Below are the records; collect from them each line containing the string "места".

====== Materials provided

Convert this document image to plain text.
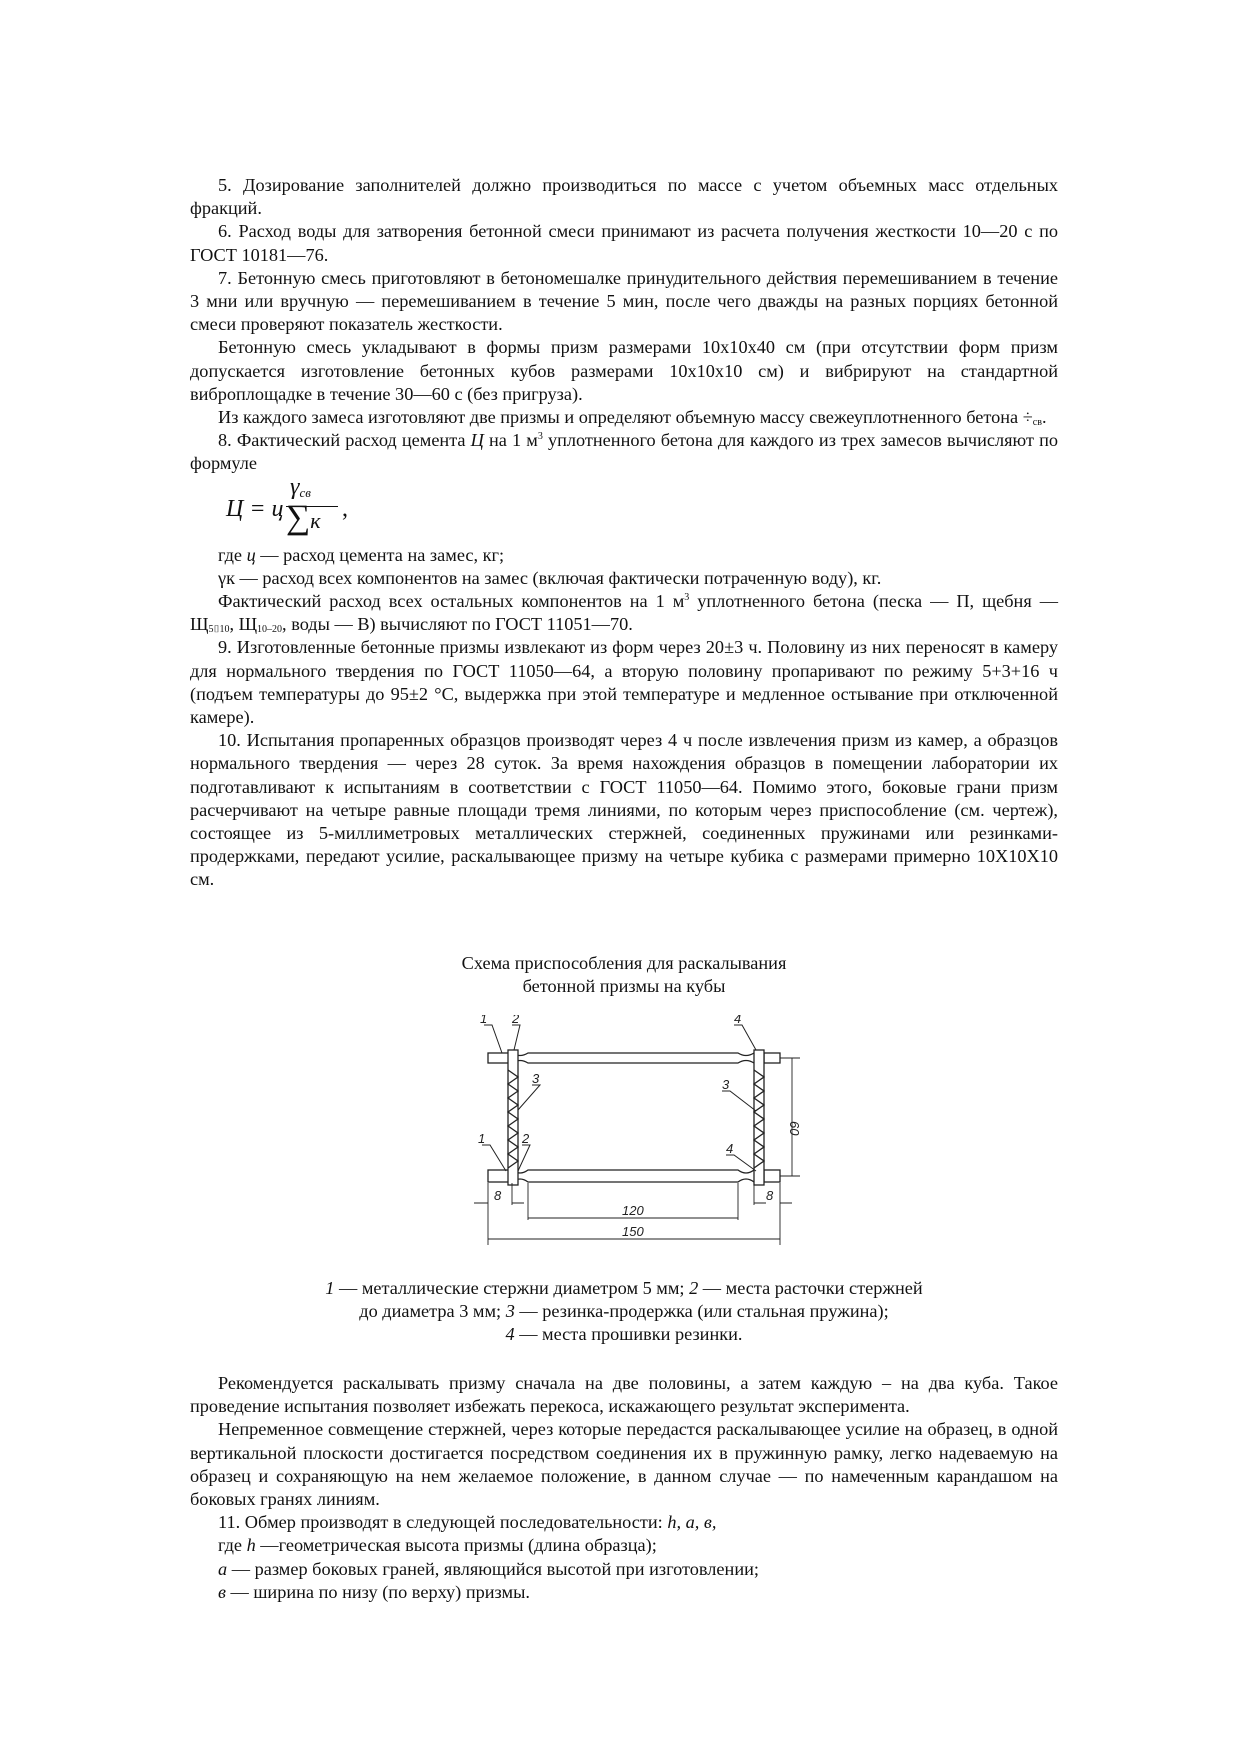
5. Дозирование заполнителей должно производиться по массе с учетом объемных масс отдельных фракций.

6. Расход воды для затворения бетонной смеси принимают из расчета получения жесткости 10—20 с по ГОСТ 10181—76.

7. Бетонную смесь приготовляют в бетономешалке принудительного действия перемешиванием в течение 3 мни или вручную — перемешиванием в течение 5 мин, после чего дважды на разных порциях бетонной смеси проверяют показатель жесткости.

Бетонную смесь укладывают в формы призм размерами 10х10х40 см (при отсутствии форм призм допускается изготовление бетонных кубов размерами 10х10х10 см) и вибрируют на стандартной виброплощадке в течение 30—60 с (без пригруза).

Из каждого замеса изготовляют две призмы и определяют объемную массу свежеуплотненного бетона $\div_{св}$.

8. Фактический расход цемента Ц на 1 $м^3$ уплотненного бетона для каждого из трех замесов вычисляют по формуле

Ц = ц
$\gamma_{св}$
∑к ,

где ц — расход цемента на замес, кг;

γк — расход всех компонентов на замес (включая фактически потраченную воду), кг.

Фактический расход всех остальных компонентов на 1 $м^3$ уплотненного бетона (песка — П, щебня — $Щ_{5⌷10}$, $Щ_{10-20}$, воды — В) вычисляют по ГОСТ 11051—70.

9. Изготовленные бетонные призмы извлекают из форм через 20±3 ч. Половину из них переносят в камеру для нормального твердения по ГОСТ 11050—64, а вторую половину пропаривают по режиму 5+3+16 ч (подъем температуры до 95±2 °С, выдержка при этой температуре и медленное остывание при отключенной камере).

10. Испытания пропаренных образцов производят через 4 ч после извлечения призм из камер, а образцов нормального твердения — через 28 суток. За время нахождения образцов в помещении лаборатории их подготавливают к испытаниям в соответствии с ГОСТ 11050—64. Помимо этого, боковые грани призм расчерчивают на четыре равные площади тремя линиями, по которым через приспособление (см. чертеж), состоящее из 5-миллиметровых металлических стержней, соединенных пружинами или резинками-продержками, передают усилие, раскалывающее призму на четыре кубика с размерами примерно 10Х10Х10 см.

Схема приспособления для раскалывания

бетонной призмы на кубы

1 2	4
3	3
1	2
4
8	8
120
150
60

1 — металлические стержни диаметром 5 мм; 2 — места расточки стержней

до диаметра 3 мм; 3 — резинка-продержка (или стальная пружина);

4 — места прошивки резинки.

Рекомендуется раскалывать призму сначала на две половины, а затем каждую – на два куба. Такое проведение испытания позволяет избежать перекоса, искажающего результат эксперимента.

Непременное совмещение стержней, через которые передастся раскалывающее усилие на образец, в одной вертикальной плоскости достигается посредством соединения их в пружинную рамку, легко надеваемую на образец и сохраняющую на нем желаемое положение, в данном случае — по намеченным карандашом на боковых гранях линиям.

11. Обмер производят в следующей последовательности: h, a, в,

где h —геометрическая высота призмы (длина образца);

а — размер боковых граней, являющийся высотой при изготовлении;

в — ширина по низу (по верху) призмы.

============
====== Materials provided

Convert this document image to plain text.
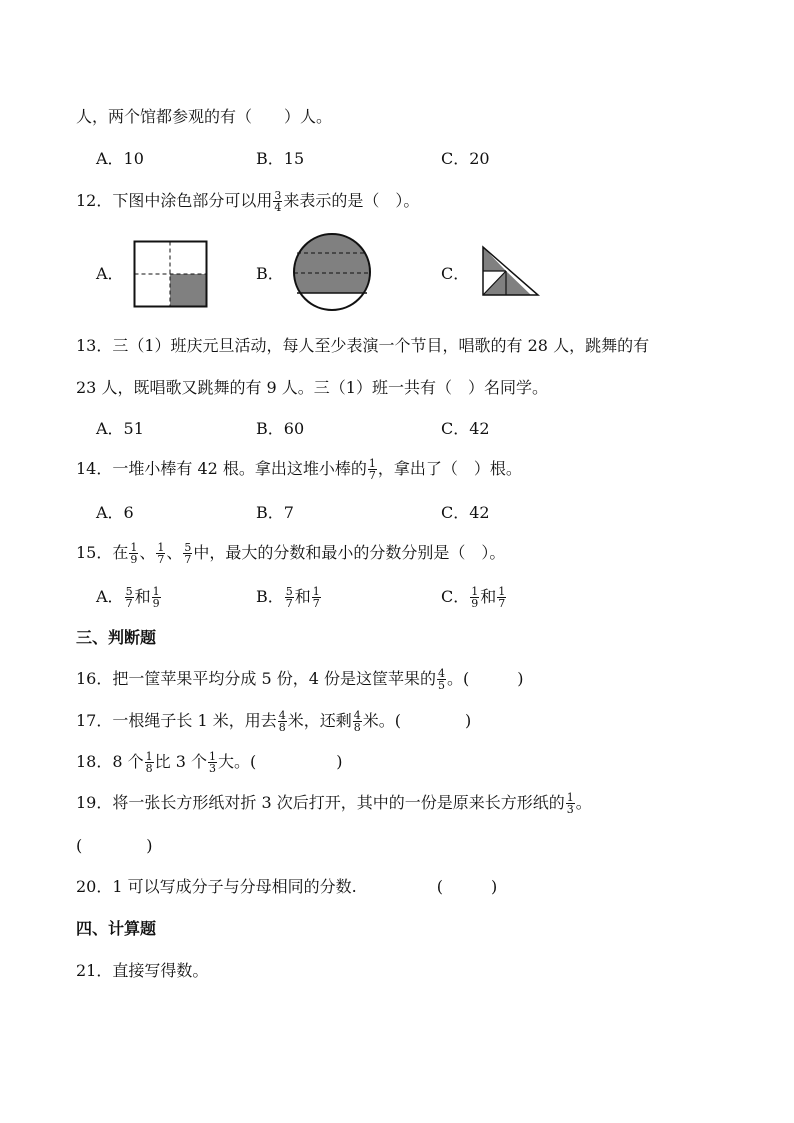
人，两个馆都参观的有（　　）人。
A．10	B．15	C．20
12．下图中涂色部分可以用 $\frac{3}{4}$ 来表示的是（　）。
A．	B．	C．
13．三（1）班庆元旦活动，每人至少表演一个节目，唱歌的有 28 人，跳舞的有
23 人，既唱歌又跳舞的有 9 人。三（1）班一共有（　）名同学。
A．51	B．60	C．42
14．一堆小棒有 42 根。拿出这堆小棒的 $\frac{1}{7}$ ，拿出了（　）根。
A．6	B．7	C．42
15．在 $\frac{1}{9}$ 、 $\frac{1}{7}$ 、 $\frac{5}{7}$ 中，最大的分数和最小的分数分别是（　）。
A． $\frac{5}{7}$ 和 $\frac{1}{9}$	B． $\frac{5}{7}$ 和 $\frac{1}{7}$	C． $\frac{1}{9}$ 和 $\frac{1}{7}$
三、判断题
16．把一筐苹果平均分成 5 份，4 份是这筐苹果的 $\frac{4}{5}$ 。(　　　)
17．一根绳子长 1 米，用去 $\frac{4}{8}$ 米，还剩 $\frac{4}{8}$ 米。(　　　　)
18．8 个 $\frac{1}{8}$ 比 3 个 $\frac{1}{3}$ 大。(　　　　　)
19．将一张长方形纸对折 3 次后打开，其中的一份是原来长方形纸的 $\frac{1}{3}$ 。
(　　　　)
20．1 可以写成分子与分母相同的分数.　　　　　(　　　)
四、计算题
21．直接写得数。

============
====== Materials provided

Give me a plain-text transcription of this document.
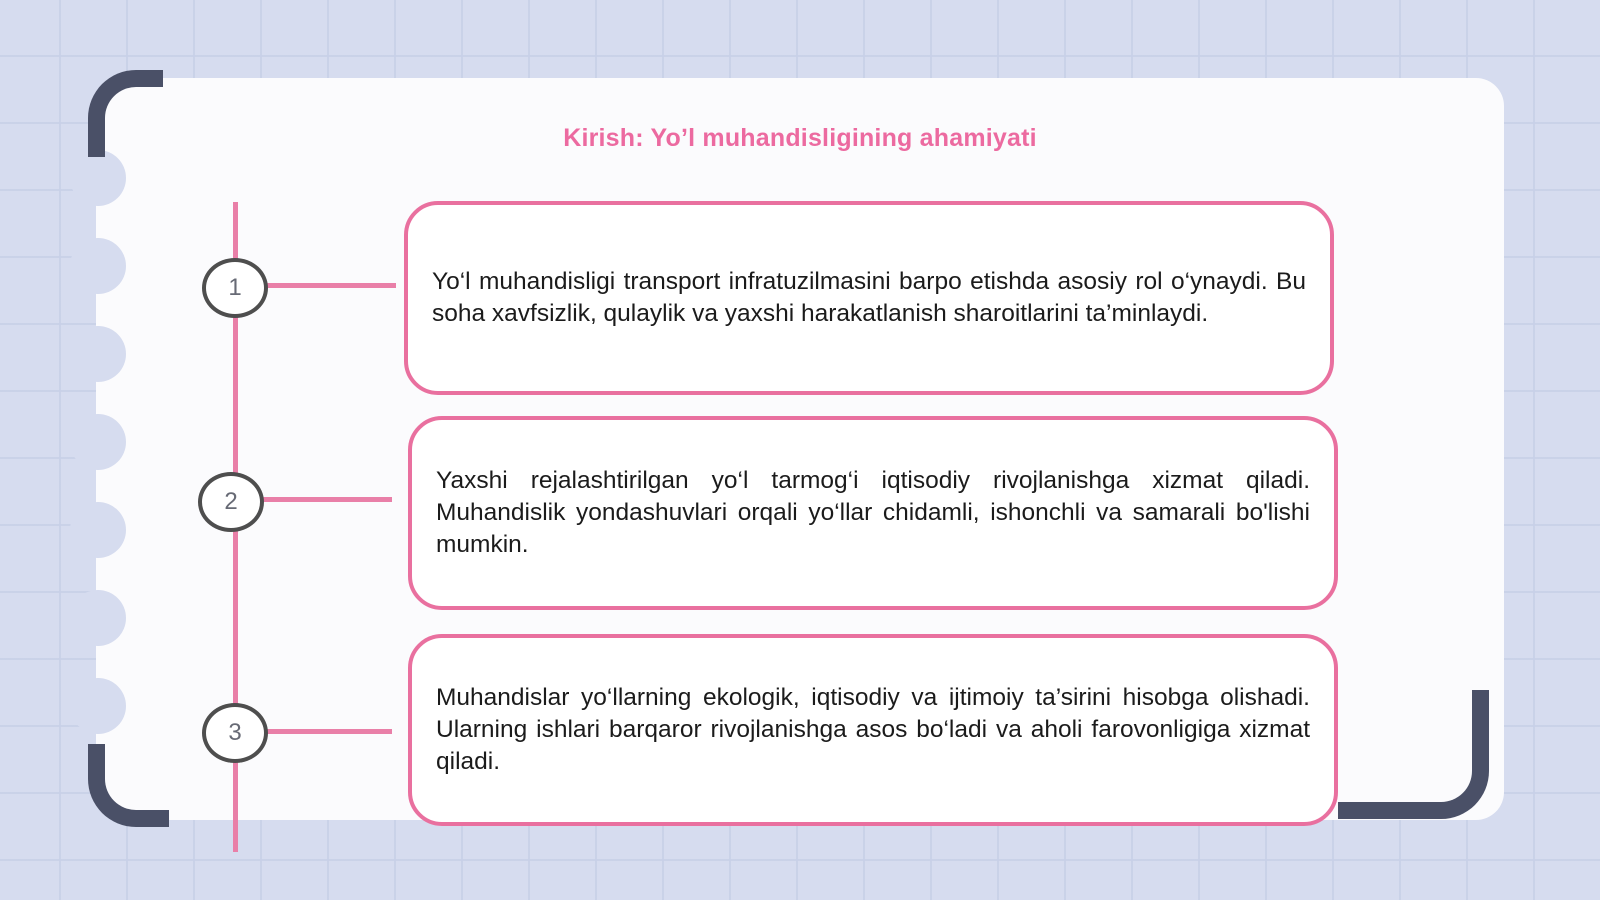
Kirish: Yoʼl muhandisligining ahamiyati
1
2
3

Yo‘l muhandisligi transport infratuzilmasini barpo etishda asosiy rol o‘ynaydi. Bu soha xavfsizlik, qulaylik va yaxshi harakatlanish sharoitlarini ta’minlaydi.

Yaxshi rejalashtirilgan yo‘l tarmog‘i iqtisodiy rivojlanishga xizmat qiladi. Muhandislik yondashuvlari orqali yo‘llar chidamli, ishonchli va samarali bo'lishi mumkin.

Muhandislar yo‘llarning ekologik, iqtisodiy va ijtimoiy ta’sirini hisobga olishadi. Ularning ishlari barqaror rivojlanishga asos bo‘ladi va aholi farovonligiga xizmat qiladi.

============

→ **Finished exercise**:
1 — металлические стержни диаметром 5 мм; 2 — места расточки стержней
4 — места прошивки резинки.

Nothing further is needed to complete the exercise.